__Data records__:
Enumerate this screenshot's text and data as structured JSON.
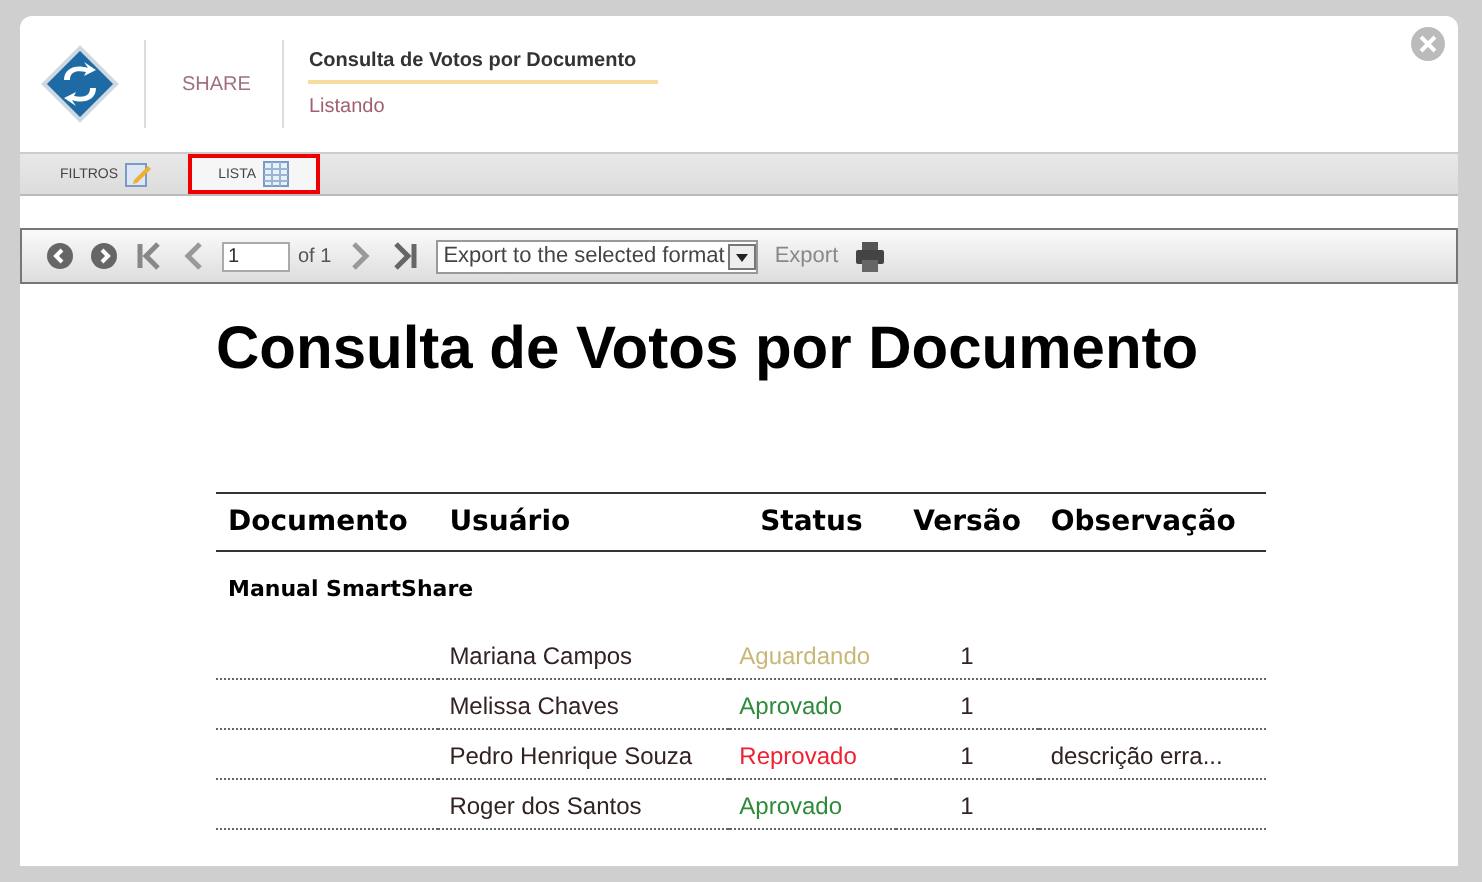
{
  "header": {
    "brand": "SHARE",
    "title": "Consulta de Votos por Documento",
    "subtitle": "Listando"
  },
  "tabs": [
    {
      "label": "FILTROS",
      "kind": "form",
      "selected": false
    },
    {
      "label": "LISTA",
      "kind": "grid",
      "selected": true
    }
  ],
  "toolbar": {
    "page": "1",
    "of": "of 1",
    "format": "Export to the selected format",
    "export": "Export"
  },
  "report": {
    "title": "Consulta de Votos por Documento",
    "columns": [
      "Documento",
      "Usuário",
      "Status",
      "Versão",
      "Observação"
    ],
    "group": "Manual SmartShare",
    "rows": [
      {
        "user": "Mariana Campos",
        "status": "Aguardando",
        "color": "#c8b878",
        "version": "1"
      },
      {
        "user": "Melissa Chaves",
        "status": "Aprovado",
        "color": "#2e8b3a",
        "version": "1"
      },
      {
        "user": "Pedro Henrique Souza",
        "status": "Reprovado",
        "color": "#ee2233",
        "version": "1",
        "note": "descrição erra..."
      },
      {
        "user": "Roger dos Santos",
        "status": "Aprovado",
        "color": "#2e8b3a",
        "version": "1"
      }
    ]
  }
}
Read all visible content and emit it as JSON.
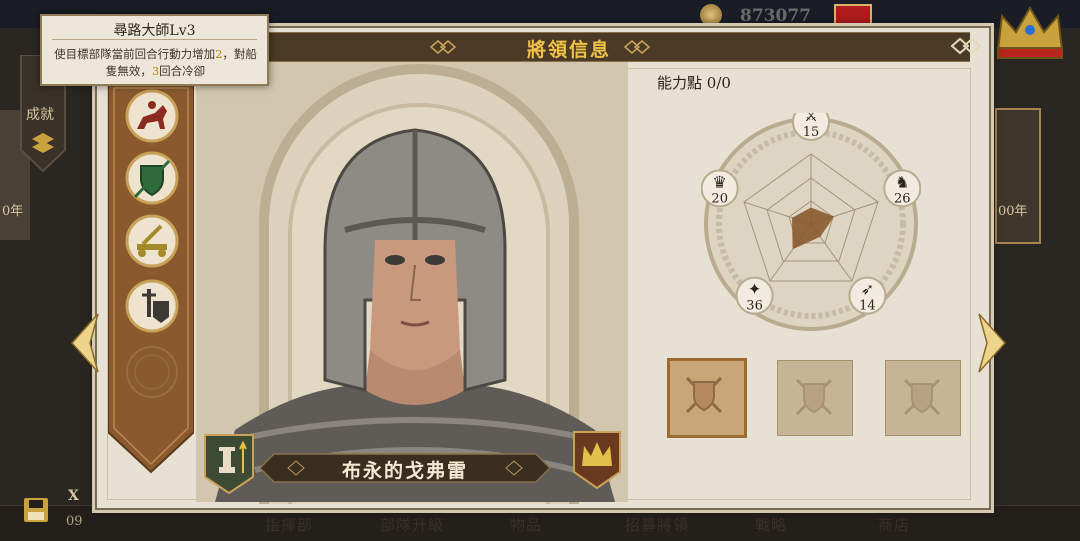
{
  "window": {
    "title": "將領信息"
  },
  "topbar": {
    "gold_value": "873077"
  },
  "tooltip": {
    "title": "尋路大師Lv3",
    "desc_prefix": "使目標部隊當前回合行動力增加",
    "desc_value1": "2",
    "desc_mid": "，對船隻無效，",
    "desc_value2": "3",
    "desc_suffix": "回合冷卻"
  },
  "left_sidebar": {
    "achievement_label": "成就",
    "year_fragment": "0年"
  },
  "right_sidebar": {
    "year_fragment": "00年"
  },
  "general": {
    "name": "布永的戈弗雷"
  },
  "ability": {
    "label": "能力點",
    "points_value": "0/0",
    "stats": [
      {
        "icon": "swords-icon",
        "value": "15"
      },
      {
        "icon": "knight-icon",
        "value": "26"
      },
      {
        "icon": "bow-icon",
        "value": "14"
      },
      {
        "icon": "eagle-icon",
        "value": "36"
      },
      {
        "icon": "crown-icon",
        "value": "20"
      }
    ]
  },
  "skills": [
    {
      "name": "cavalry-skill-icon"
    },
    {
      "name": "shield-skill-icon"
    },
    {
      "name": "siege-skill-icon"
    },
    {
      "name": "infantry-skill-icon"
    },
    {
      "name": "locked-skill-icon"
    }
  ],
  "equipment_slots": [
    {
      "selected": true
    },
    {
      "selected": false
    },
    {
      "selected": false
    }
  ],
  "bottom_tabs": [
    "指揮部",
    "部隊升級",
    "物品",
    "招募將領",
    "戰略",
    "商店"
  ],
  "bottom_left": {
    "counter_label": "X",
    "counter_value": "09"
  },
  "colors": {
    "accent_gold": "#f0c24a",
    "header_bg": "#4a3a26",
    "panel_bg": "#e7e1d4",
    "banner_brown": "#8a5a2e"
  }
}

---

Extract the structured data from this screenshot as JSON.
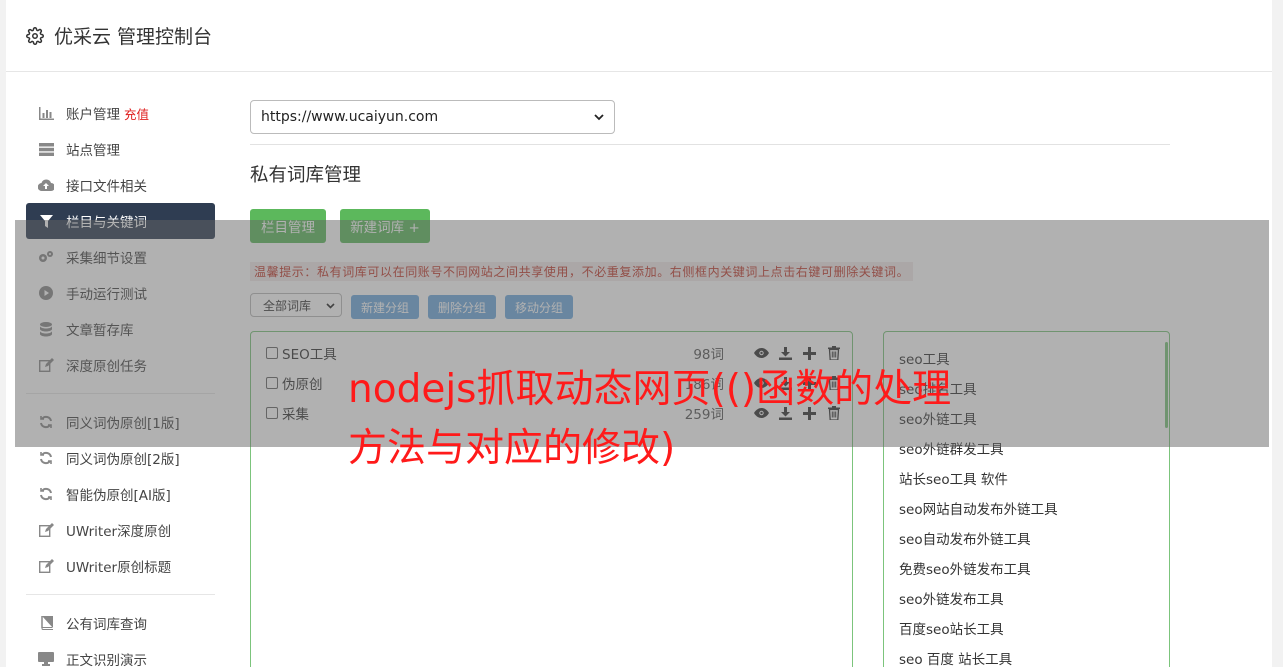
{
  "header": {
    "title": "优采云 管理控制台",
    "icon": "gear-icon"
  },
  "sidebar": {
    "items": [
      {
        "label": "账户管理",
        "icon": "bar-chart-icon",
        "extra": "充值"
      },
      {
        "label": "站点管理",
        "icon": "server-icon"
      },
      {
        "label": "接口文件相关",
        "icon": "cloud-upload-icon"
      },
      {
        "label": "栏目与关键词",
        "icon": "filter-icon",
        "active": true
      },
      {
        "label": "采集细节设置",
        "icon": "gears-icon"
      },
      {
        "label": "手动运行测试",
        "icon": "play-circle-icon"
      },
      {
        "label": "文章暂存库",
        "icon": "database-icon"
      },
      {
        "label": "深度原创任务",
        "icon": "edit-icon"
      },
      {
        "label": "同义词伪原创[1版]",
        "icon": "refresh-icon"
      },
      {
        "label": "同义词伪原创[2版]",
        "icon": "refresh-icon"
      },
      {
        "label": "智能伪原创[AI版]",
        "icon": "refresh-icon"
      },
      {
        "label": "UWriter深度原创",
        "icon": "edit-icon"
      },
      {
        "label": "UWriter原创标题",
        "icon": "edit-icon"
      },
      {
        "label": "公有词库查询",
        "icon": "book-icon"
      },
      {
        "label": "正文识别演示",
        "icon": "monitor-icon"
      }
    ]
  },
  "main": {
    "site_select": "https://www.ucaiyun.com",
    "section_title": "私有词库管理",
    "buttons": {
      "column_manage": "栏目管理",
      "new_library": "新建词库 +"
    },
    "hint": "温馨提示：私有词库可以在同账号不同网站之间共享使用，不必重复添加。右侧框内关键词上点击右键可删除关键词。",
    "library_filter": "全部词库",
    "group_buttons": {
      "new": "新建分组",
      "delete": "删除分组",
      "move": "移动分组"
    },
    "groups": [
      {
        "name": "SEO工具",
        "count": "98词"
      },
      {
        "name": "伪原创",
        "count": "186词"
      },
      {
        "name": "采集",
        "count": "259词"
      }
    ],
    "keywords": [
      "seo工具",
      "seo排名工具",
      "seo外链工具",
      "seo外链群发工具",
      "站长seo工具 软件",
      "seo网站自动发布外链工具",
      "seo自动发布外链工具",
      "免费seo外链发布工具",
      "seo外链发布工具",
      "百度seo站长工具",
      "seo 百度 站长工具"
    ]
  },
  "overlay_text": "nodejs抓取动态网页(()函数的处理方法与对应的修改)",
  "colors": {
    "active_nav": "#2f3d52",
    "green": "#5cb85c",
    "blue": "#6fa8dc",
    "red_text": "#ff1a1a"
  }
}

---

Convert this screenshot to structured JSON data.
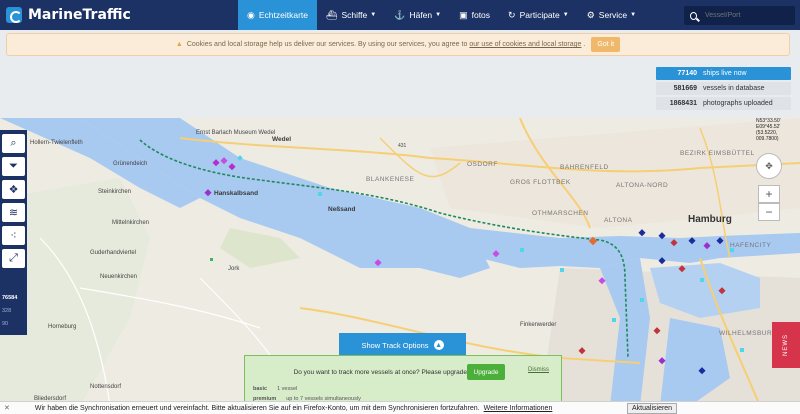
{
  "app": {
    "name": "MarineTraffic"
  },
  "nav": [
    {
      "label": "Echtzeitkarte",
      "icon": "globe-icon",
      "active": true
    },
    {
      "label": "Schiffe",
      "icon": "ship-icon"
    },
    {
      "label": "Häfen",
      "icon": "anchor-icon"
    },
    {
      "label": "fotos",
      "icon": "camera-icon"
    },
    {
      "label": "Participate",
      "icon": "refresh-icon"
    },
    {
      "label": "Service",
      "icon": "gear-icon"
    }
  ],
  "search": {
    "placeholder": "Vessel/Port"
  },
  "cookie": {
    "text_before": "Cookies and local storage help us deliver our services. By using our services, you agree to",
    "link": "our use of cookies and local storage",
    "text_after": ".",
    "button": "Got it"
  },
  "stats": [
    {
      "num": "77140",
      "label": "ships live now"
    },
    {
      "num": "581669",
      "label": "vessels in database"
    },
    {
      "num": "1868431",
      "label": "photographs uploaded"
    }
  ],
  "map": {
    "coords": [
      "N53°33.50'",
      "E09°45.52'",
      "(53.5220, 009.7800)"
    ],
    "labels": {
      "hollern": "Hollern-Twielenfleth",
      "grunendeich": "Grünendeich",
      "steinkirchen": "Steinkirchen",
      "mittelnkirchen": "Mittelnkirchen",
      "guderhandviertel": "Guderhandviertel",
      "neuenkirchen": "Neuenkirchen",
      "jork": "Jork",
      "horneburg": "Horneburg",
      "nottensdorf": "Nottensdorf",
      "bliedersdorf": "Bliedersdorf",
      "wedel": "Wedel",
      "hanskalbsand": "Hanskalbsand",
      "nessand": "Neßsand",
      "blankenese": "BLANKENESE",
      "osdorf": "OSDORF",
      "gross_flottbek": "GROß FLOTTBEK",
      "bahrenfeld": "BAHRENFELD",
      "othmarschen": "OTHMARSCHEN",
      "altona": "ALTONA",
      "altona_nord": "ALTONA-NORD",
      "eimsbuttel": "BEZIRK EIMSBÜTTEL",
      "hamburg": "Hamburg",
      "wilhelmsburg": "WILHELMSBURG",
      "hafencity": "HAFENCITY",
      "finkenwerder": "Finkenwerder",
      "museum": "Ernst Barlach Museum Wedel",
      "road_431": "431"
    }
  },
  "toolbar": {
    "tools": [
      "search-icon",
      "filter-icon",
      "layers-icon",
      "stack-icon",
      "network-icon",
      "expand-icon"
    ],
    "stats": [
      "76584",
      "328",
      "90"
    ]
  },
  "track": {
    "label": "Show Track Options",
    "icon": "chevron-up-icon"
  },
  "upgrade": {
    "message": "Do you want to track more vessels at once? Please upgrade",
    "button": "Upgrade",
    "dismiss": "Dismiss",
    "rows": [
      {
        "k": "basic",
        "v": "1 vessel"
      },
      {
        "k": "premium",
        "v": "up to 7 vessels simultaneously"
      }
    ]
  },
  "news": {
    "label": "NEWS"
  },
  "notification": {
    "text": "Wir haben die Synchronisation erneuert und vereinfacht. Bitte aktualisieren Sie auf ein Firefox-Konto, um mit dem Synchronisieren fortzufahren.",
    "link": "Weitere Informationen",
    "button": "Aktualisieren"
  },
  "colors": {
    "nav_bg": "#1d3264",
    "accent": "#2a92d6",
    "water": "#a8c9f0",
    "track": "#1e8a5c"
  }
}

__Work to complete__: Take every line above carrying "screenshot" and return it.

__Full output__:
Enumerate this screenshot's text and data as structured JSON.
Extract the structured data from this screenshot as JSON.
Convert this screenshot to structured JSON data.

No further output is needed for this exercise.